Krisis
Kepercayaan
James
Luhulima ; Wartawan
Senior Kompas
|
KOMPAS,
01 Maret 2014
AKHIR-akhir
ini, soal kekhawatiran pada pelemahan Komisi Pemberantasan Korupsi mulai disuarakan
kembali. Kekhawatiran itu berawal dari dimulainya pembahasan Rancangan
Undang-Undang Kitab Undang-Undang Hukum Acara Pidana dan RUU Kitab
Undang-Undang Hukum Pidana oleh pemerintah dan DPR.
Dalam naskah
akademik RUU KUHAP yang dipersiapkan Tim Revisi KUHAP yang dipimpin Andi
Hamzah, Guru Besar Ilmu Hukum Pidana di Universitas Trisakti, Jakarta, April
2008, disebutkan, penyadapan dilakukan atas perintah tertulis dari penyidik
setelah mendapatkan izin dari hakim komisaris. Dengan demikian, tidak ada
kecuali, KPK pun melakukan penyadapan harus dengan izin hakim komisaris.
Hakim komisaris adalah hakim pemeriksa pendahuluan.
Ketua KPK
Abraham Samad keberatan dengan ketentuan penyadapan hanya dapat dilakukan
apabila ada izin dari hakim komisioner. Penyadapan dengan izin hakim
komisioner itu, menurut Abraham Samad, akan melemahkan lembaga yang kini
dipimpinnya.
Andi Hamzah,
saat dikonfirmasi, mengatakan belum membaca naskah akademik yang
ditandatanganinya. Namun, ia merasa kalimat ”tidak ada kecuali” sudah tidak
ada lagi dalam naskah itu. ”Tetapi,
nanti bisa dibicarakan di DPR bahwa KPK itu diatur dengan undang-undang
tersendiri.”
Masalah
kekhususan tersebut diatur dalam revisi KUHAP Pasal 3 Ayat (2), yang
memperbolehkan undang-undang hukum pidana di luar KUHP mengatur beberapa
ketentuan hukum acara pidana sendiri yang menyimpang dari KUHAP. Kewenangan
ini mencakup kewenangan penyadapan untuk kepentingan penyelidikan dugaan
korupsi.
Hal senada juga
ditegaskan Menteri Hukum dan Hak Asasi Manusia Amir Syamsuddin. Ia
mengatakan, pemerintah tidak memiliki niat apa pun untuk melemahkan KPK. RUU
KUHAP dan RUU KUHP merupakan ketentuan umum (lex generalis) sehingga tidak menghilangkan kewenangan KPK untuk
melakukan penyelidikan, penyidikan, dan penuntutan.
”RUU KUHAP memberi keleluasaan pada produk UU di luar
KUHAP mengatur hukum acaranya masing-masing. Dengan ketentuan itu, KPK tetap
dapat melakukan penyadapan tanpa izin pengadilan,” ujar Amir.
Atas dasar itulah, Amir Syamsuddin memutuskan untuk melanjutkan pembahasan
RUU KUHAP dan RUU KUHP.

====

== Tugas Singkat A ==
Susun baris data di antara baris yang memuat "decompose this screenshot" dan baris yang memuat "Output each element", keduanya termasuk, menjadi tabel Markdown dengan kolom "No." dan "Isi", tanpa baris kosong. Jangan sertakan gambar dalam jawaban.

====

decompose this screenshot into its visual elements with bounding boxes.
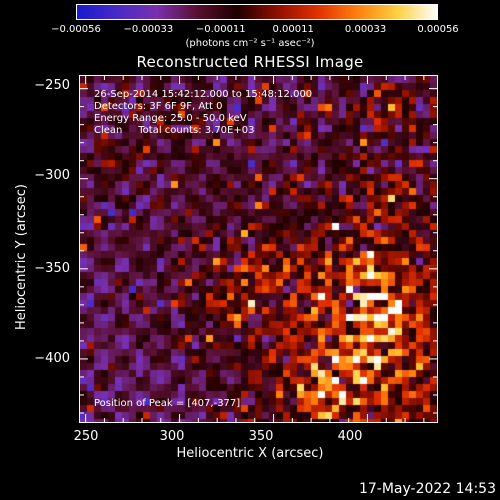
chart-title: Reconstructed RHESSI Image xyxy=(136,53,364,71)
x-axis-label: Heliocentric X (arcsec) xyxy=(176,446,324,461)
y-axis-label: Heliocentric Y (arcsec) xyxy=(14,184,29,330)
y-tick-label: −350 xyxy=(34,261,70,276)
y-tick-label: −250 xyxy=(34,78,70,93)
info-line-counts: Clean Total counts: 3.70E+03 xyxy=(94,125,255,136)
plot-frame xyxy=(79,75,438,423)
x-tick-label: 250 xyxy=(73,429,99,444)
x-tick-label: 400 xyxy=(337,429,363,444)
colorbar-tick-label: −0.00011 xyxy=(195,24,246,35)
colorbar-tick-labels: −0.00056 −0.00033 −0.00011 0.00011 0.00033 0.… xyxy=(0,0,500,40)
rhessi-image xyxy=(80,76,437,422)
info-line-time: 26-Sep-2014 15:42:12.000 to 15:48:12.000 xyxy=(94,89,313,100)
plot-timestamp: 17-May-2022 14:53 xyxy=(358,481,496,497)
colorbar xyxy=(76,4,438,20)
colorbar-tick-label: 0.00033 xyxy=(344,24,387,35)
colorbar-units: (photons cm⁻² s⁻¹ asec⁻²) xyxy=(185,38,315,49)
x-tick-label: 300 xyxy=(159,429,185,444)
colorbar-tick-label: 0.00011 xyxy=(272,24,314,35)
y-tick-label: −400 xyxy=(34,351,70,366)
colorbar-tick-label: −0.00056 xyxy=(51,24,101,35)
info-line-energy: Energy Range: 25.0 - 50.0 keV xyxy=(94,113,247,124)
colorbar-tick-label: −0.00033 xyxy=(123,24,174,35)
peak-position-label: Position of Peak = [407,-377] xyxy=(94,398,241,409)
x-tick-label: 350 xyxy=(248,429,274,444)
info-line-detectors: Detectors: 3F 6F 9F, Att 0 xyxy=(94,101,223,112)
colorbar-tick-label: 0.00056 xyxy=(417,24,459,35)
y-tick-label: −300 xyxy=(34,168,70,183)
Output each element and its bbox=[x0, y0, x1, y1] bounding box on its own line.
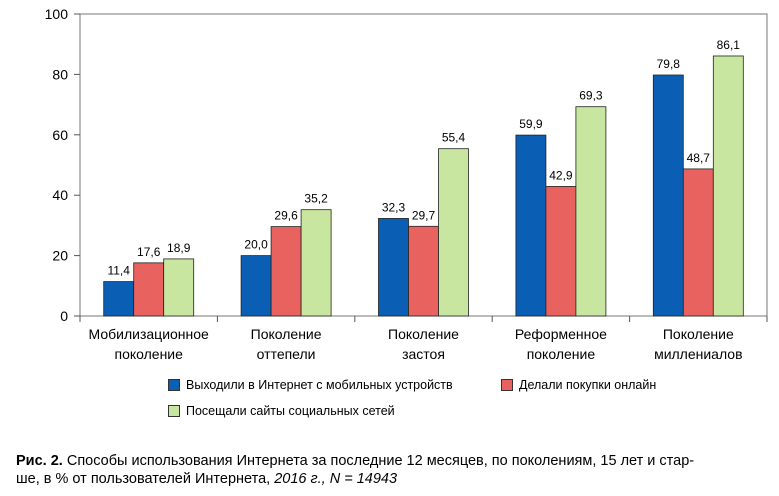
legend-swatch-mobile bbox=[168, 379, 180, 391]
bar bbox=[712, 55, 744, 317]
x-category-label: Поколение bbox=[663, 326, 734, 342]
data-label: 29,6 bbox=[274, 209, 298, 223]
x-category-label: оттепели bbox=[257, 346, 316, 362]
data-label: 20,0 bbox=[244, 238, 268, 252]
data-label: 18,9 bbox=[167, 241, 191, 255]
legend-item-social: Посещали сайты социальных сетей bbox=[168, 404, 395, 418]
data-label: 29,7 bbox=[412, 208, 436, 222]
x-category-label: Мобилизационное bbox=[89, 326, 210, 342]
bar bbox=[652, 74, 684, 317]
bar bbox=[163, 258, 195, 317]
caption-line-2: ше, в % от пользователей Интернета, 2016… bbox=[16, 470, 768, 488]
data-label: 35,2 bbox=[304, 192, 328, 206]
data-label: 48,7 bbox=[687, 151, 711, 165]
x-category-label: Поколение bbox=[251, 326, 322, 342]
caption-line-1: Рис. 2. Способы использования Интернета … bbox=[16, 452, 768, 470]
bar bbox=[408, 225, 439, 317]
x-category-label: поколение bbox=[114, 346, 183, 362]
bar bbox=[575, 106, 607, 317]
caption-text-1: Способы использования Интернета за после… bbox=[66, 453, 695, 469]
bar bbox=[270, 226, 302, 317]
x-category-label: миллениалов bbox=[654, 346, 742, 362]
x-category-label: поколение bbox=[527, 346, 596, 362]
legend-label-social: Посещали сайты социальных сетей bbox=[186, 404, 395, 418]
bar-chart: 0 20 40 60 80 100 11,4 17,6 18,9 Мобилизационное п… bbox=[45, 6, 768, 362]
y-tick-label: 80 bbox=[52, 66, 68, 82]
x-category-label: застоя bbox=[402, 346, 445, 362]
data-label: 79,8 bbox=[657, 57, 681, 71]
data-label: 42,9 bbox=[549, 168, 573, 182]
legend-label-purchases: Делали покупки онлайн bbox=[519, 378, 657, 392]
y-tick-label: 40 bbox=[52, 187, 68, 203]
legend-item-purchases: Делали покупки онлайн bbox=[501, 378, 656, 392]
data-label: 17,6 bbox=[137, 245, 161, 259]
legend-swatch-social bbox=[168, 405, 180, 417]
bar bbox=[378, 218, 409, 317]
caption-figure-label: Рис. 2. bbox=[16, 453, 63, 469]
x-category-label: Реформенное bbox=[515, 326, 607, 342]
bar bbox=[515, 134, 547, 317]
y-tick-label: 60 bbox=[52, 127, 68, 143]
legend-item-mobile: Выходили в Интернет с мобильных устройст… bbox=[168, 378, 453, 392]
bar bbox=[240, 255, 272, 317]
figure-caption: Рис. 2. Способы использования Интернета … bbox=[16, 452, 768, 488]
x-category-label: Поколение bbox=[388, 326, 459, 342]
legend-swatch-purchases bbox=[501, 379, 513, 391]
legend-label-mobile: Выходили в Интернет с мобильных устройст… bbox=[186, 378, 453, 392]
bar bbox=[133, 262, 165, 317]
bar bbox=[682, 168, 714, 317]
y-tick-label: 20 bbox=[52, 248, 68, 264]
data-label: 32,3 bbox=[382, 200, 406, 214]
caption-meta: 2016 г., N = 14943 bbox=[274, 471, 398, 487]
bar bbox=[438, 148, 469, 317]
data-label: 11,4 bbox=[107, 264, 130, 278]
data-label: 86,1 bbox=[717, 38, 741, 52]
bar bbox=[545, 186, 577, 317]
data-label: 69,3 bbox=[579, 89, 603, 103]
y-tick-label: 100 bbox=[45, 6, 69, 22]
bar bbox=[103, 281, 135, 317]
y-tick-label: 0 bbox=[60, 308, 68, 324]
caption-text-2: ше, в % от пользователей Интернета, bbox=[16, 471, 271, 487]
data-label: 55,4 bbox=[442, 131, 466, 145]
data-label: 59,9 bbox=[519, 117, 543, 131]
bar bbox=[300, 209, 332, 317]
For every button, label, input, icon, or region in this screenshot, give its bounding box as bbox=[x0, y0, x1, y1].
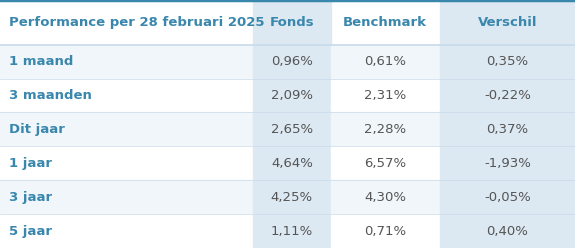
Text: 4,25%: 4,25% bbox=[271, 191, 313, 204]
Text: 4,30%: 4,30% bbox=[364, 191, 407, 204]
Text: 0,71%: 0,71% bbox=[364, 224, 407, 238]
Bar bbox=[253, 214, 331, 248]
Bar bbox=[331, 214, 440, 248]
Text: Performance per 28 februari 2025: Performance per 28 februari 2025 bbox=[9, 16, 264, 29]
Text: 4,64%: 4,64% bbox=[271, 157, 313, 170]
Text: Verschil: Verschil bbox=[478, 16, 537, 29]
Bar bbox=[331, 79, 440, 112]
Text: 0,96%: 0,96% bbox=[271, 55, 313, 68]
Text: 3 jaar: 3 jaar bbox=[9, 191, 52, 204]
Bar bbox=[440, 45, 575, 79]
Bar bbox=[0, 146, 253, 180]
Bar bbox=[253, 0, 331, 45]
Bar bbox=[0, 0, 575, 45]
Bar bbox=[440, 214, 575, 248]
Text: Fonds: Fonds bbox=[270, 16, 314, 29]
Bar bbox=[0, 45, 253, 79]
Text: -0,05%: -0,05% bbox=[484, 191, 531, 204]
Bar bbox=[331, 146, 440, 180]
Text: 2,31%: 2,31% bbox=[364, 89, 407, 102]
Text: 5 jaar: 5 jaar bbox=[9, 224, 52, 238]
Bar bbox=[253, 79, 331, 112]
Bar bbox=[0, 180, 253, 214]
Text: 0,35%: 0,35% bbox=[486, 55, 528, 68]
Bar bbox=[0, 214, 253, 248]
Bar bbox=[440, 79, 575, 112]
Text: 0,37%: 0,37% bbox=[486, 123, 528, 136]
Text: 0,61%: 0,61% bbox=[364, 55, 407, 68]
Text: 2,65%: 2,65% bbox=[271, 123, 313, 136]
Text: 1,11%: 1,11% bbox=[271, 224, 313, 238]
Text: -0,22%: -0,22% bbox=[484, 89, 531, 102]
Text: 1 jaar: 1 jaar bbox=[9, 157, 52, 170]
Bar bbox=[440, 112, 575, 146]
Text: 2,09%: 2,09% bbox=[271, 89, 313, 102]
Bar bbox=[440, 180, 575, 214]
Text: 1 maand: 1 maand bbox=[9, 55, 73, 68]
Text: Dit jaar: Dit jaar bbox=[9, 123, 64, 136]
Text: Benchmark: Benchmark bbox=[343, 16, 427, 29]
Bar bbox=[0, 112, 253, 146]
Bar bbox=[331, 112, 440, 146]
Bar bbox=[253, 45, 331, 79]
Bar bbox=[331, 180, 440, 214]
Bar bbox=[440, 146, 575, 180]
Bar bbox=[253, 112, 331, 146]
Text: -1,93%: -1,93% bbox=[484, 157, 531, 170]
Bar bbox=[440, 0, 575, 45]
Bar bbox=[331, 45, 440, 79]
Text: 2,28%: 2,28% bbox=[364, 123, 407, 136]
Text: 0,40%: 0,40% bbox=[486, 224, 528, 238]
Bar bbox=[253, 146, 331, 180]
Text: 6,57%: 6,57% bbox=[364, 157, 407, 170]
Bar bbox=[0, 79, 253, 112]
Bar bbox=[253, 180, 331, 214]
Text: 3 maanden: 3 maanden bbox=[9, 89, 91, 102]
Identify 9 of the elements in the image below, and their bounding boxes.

====

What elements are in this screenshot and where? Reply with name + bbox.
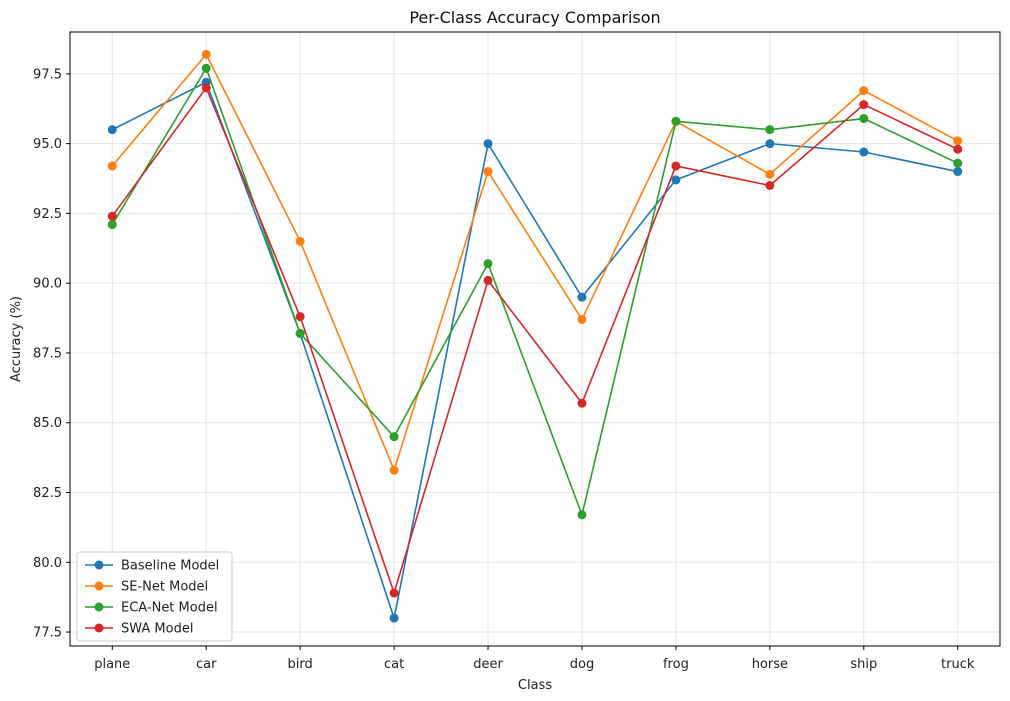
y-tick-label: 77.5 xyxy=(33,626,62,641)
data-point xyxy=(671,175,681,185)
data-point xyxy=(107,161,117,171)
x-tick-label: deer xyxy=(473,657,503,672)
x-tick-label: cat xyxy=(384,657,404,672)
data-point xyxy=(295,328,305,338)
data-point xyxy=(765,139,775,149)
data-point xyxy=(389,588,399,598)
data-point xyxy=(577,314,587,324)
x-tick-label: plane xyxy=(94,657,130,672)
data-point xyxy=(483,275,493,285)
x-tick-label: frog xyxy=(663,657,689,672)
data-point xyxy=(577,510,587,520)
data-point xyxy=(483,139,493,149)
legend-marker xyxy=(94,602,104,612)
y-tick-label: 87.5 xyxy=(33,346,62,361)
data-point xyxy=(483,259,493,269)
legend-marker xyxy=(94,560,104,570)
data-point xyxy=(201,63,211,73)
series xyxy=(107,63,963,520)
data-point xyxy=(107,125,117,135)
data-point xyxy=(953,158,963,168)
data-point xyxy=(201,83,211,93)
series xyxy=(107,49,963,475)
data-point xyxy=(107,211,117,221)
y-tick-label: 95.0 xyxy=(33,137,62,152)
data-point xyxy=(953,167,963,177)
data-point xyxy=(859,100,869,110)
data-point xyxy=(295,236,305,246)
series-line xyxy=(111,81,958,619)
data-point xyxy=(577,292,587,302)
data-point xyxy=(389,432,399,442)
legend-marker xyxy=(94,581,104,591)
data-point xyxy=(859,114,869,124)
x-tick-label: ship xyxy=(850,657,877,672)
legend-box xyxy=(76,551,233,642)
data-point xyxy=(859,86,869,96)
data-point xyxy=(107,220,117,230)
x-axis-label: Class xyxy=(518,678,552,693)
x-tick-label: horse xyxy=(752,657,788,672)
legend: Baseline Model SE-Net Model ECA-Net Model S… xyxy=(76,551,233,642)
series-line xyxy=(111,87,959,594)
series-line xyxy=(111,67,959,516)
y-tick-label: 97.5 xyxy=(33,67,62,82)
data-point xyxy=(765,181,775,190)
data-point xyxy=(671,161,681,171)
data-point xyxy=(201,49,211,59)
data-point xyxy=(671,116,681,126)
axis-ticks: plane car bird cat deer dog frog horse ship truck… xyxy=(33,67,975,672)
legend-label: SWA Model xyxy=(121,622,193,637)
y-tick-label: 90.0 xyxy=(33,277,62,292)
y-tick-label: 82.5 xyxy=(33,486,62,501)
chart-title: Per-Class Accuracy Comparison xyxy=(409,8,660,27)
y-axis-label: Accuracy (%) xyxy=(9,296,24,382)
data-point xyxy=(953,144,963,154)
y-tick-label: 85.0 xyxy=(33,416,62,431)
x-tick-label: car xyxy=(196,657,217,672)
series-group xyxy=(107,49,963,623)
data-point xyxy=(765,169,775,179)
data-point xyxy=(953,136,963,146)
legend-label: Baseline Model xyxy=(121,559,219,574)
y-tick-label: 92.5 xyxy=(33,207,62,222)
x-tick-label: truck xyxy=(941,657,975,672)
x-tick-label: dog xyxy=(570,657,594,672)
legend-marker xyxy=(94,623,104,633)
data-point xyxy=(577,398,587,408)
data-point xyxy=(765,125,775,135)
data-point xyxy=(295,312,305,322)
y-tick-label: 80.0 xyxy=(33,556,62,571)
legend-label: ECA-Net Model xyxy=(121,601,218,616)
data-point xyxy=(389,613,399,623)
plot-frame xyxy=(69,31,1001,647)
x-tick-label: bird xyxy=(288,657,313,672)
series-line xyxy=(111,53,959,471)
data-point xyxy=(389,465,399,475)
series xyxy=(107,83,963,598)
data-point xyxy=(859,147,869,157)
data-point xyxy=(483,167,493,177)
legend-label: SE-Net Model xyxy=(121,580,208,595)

====

== Tugas Singkat B ==
Dalam artikel tentang pelemahan KPK, siapa yang memimpin Tim Revisi KUHAP?

== Hasil Akhir A ==
| No. | Isi |
|---|---|
| 1 | decompose this screenshot into its visual elements with bounding boxes. |
| 2 | chart-title: Reconstructed RHESSI Image xyxy=(136,53,364,71) |
| 3 | x-axis-label: Heliocentric X (arcsec) xyxy=(176,446,324,461) |
| 4 | y-axis-label: Heliocentric Y (arcsec) xyxy=(14,184,29,330) |
| 5 | y-tick-label: −350 xyxy=(34,261,70,276) |
| 6 | y-tick-label: −250 xyxy=(34,78,70,93) |
| 7 | info-line-counts: Clean Total counts: 3.70E+03 xyxy=(94,125,255,136) |
| 8 | plot-frame xyxy=(79,75,438,423) |
| 9 | x-tick-label: 250 xyxy=(73,429,99,444) |
| 10 | x-tick-label: 400 xyxy=(337,429,363,444) |
| 11 | colorbar-tick-label: −0.00011 xyxy=(195,24,246,35) |
| 12 | colorbar-tick-labels: −0.00056 −0.00033 −0.00011 0.00011 0.00033 0.… xyxy=(0,0,500,40) |
| 13 | rhessi-image xyxy=(80,76,437,422) |
| 14 | info-line-time: 26-Sep-2014 15:42:12.000 to 15:48:12.000 xyxy=(94,89,313,100) |
| 15 | plot-timestamp: 17-May-2022 14:53 xyxy=(358,481,496,497) |
| 16 | colorbar xyxy=(76,4,438,20) |
| 17 | colorbar-tick-label: 0.00033 xyxy=(344,24,387,35) |
| 18 | colorbar-units: (photons cm⁻² s⁻¹ asec⁻²) xyxy=(185,38,315,49) |
| 19 | x-tick-label: 300 xyxy=(159,429,185,444) |
| 20 | colorbar-tick-label: 0.00011 xyxy=(272,24,314,35) |
| 21 | y-tick-label: −400 xyxy=(34,351,70,366) |
| 22 | colorbar-tick-label: −0.00056 xyxy=(51,24,101,35) |
| 23 | info-line-energy: Energy Range: 25.0 - 50.0 keV xyxy=(94,113,247,124) |
| 24 | colorbar-tick-label: −0.00033 xyxy=(123,24,174,35) |
| 25 | peak-position-label: Position of Peak = [407,-377] xyxy=(94,398,241,409) |
| 26 | x-tick-label: 350 xyxy=(248,429,274,444) |
| 27 | info-line-detectors: Detectors: 3F 6F 9F, Att 0 xyxy=(94,101,223,112) |
| 28 | colorbar-tick-label: 0.00056 xyxy=(417,24,459,35) |
| 29 | y-tick-label: −300 xyxy=(34,168,70,183) |
| 30 | Output each element and its bbox=[x0, y0, x1, y1] bounding box on its own line. |

== Hasil Akhir B ==
Andi Hamzah, Guru Besar Ilmu Hukum Pidana di Universitas Trisakti, Jakarta.